## Given request
Every record below is to be retyped exactly.

Data entries
- - - - -

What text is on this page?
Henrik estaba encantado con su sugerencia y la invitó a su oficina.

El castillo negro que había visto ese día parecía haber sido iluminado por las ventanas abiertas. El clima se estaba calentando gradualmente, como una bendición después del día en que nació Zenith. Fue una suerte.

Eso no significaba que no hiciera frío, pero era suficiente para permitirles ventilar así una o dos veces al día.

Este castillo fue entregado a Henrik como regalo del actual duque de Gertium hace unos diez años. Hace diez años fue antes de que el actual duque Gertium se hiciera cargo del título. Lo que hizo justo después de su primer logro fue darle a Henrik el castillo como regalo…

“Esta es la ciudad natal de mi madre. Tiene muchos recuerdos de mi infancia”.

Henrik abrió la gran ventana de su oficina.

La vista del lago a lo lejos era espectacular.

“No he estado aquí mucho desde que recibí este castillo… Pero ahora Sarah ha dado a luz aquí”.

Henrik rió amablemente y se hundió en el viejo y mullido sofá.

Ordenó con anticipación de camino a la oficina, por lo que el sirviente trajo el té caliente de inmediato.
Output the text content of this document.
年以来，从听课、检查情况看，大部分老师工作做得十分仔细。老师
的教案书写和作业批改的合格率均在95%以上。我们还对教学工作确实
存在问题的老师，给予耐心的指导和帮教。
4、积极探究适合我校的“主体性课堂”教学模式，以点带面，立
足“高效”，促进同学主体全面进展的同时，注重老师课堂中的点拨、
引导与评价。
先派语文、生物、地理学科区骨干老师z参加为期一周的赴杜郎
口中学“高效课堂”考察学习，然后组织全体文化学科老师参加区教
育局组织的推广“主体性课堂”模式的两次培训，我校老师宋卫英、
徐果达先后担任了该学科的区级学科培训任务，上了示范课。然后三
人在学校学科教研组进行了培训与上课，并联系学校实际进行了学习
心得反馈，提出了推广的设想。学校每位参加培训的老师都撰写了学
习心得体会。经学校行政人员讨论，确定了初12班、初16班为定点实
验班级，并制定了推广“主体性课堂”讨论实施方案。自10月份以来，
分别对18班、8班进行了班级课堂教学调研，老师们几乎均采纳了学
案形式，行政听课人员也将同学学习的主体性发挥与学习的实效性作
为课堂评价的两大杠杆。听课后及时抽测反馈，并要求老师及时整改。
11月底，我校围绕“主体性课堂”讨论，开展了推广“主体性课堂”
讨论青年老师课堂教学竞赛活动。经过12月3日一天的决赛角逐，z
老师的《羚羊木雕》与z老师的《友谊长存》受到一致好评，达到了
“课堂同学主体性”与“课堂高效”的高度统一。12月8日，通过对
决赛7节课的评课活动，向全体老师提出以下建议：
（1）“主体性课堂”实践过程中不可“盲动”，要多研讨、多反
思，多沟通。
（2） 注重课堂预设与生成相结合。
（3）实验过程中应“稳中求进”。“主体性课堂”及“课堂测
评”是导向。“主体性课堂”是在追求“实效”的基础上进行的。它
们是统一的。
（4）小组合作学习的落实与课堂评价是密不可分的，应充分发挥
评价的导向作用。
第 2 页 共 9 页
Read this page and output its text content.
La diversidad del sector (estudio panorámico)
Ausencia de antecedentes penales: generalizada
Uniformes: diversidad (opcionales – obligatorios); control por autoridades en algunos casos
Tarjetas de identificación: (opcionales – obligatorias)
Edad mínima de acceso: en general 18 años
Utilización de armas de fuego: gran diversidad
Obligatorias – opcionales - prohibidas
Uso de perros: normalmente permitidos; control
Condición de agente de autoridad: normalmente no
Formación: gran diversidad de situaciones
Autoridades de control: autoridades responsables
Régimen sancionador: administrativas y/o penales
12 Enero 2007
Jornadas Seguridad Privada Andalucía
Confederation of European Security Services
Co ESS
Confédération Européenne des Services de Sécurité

- - - - -

## Output for this exercise
What text is on this page?
Henrik estaba encantado con su sugerencia y la invitó a su oficina.

El castillo negro que había visto ese día parecía haber sido iluminado por las ventanas abiertas. El clima se estaba calentando gradualmente, como una bendición después del día en que nació Zenith. Fue una suerte.

Eso no significaba que no hiciera frío, pero era suficiente para permitirles ventilar así una o dos veces al día.

Este castillo fue entregado a Henrik como regalo del actual duque de Gertium hace unos diez años. Hace diez años fue antes de que el actual duque Gertium se hiciera cargo del título. Lo que hizo justo después de su primer logro fue darle a Henrik el castillo como regalo…

“Esta es la ciudad natal de mi madre. Tiene muchos recuerdos de mi infancia”.

Henrik abrió la gran ventana de su oficina.

La vista del lago a lo lejos era espectacular.

“No he estado aquí mucho desde que recibí este castillo… Pero ahora Sarah ha dado a luz aquí”.

Henrik rió amablemente y se hundió en el viejo y mullido sofá.

Ordenó con anticipación de camino a la oficina, por lo que el sirviente trajo el té caliente de inmediato.
Output the text content of this document.
年以来，从听课、检查情况看，大部分老师工作做得十分仔细。老师
的教案书写和作业批改的合格率均在95%以上。我们还对教学工作确实
存在问题的老师，给予耐心的指导和帮教。
4、积极探究适合我校的“主体性课堂”教学模式，以点带面，立
足“高效”，促进同学主体全面进展的同时，注重老师课堂中的点拨、
引导与评价。
先派语文、生物、地理学科区骨干老师z参加为期一周的赴杜郎
口中学“高效课堂”考察学习，然后组织全体文化学科老师参加区教
育局组织的推广“主体性课堂”模式的两次培训，我校老师宋卫英、
徐果达先后担任了该学科的区级学科培训任务，上了示范课。然后三
人在学校学科教研组进行了培训与上课，并联系学校实际进行了学习
心得反馈，提出了推广的设想。学校每位参加培训的老师都撰写了学
习心得体会。经学校行政人员讨论，确定了初12班、初16班为定点实
验班级，并制定了推广“主体性课堂”讨论实施方案。自10月份以来，
分别对18班、8班进行了班级课堂教学调研，老师们几乎均采纳了学
案形式，行政听课人员也将同学学习的主体性发挥与学习的实效性作
为课堂评价的两大杠杆。听课后及时抽测反馈，并要求老师及时整改。
11月底，我校围绕“主体性课堂”讨论，开展了推广“主体性课堂”
讨论青年老师课堂教学竞赛活动。经过12月3日一天的决赛角逐，z
老师的《羚羊木雕》与z老师的《友谊长存》受到一致好评，达到了
“课堂同学主体性”与“课堂高效”的高度统一。12月8日，通过对
决赛7节课的评课活动，向全体老师提出以下建议：
（1）“主体性课堂”实践过程中不可“盲动”，要多研讨、多反
思，多沟通。
（2） 注重课堂预设与生成相结合。
（3）实验过程中应“稳中求进”。“主体性课堂”及“课堂测
评”是导向。“主体性课堂”是在追求“实效”的基础上进行的。它
们是统一的。
（4）小组合作学习的落实与课堂评价是密不可分的，应充分发挥
评价的导向作用。
第 2 页 共 9 页
Read this page and output its text content.
La diversidad del sector (estudio panorámico)
Ausencia de antecedentes penales: generalizada
Uniformes: diversidad (opcionales – obligatorios); control por autoridades en algunos casos
Tarjetas de identificación: (opcionales – obligatorias)
Edad mínima de acceso: en general 18 años
Utilización de armas de fuego: gran diversidad
Obligatorias – opcionales - prohibidas
Uso de perros: normalmente permitidos; control
Condición de agente de autoridad: normalmente no
Formación: gran diversidad de situaciones
Autoridades de control: autoridades responsables
Régimen sancionador: administrativas y/o penales
12 Enero 2007
Jornadas Seguridad Privada Andalucía
Confederation of European Security Services
Co ESS
Confédération Européenne des Services de Sécurité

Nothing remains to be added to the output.